# [EXTRACTED INFORMATION]
—————

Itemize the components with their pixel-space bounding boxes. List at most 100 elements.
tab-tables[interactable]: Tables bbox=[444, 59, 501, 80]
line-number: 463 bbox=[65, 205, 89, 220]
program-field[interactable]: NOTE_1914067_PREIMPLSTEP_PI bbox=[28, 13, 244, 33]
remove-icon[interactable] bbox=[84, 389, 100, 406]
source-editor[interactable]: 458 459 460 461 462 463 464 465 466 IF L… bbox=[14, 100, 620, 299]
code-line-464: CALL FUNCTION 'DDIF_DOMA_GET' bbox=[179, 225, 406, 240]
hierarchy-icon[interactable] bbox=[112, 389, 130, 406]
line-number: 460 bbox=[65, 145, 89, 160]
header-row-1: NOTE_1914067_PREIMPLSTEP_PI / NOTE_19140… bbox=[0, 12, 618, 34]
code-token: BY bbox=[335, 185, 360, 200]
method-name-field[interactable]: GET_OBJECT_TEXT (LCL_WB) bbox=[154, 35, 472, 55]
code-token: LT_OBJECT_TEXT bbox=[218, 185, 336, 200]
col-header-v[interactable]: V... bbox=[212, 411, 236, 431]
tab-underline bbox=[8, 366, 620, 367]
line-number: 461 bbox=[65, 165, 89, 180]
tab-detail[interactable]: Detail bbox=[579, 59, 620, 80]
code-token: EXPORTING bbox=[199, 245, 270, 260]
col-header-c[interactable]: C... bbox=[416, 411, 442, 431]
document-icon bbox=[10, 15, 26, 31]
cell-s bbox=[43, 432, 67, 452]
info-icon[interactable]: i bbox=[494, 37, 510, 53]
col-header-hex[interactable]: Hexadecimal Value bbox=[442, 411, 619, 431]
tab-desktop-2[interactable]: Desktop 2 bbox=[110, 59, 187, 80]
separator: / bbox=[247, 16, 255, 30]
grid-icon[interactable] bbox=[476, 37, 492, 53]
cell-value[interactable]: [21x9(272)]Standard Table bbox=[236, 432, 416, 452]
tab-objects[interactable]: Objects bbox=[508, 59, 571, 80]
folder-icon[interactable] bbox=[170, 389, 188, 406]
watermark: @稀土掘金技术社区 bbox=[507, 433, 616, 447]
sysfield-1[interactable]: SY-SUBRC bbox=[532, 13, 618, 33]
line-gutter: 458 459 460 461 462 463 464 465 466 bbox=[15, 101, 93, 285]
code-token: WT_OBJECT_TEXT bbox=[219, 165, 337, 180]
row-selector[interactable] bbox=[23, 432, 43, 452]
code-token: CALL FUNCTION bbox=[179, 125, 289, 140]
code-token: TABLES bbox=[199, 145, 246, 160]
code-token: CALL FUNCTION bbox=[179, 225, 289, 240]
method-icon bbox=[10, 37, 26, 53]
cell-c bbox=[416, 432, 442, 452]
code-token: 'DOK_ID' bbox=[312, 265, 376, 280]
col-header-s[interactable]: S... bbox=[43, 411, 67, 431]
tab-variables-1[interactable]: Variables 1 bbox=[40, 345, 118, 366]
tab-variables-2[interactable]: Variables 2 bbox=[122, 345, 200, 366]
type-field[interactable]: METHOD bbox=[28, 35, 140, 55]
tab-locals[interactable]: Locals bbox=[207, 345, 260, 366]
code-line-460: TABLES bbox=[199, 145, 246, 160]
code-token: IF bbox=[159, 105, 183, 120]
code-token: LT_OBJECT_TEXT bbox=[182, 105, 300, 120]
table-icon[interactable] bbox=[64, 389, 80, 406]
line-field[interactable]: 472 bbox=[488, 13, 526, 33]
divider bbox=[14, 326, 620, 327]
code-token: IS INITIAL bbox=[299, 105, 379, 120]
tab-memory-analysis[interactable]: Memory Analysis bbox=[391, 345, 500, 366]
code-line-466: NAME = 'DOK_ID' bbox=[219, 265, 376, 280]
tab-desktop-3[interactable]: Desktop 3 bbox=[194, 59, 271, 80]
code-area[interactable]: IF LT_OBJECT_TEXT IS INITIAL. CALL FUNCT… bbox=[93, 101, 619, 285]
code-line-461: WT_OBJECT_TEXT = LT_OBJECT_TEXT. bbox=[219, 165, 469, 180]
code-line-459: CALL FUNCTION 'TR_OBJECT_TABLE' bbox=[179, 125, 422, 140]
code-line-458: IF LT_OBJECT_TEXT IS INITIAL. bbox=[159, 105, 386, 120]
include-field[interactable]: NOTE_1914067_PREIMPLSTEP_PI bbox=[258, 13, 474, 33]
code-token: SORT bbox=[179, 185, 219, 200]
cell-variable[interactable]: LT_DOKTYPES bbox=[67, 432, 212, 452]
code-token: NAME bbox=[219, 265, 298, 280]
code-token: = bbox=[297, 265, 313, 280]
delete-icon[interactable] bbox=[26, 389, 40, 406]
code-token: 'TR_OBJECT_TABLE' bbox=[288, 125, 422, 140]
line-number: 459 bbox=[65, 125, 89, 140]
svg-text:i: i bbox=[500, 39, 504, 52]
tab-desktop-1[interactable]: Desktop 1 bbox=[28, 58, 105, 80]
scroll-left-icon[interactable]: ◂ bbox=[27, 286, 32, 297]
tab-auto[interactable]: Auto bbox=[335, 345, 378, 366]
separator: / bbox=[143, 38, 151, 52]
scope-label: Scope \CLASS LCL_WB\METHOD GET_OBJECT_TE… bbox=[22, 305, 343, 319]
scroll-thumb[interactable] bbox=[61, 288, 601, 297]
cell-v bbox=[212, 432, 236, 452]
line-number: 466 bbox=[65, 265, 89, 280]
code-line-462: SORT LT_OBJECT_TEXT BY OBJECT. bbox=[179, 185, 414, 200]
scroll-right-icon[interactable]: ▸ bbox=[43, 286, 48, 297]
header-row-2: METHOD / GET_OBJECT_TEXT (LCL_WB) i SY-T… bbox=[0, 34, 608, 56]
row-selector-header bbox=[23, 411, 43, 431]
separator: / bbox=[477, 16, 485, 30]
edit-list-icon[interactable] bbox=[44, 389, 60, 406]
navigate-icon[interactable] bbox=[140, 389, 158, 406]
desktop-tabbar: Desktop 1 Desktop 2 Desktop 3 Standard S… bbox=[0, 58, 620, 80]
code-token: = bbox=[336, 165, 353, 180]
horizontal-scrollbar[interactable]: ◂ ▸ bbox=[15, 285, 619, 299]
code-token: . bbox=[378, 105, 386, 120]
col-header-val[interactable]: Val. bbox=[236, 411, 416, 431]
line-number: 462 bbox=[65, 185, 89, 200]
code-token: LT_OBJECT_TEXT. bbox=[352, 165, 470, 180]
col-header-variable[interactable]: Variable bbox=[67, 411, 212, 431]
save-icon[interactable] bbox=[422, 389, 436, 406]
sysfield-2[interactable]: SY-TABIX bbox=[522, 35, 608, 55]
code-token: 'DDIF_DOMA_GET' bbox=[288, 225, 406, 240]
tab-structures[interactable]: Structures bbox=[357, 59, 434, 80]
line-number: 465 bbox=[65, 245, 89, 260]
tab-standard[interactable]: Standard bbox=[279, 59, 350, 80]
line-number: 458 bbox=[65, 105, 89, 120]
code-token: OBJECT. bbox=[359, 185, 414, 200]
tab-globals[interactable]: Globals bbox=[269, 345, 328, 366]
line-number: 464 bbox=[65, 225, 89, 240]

—————

Pick out each line above that contains the string "cell" and copy every such line in full.

# [RESULT BELOW]
cell-s bbox=[43, 432, 67, 452]
cell-value[interactable]: [21x9(272)]Standard Table bbox=[236, 432, 416, 452]
cell-c bbox=[416, 432, 442, 452]
cell-variable[interactable]: LT_DOKTYPES bbox=[67, 432, 212, 452]
cell-v bbox=[212, 432, 236, 452]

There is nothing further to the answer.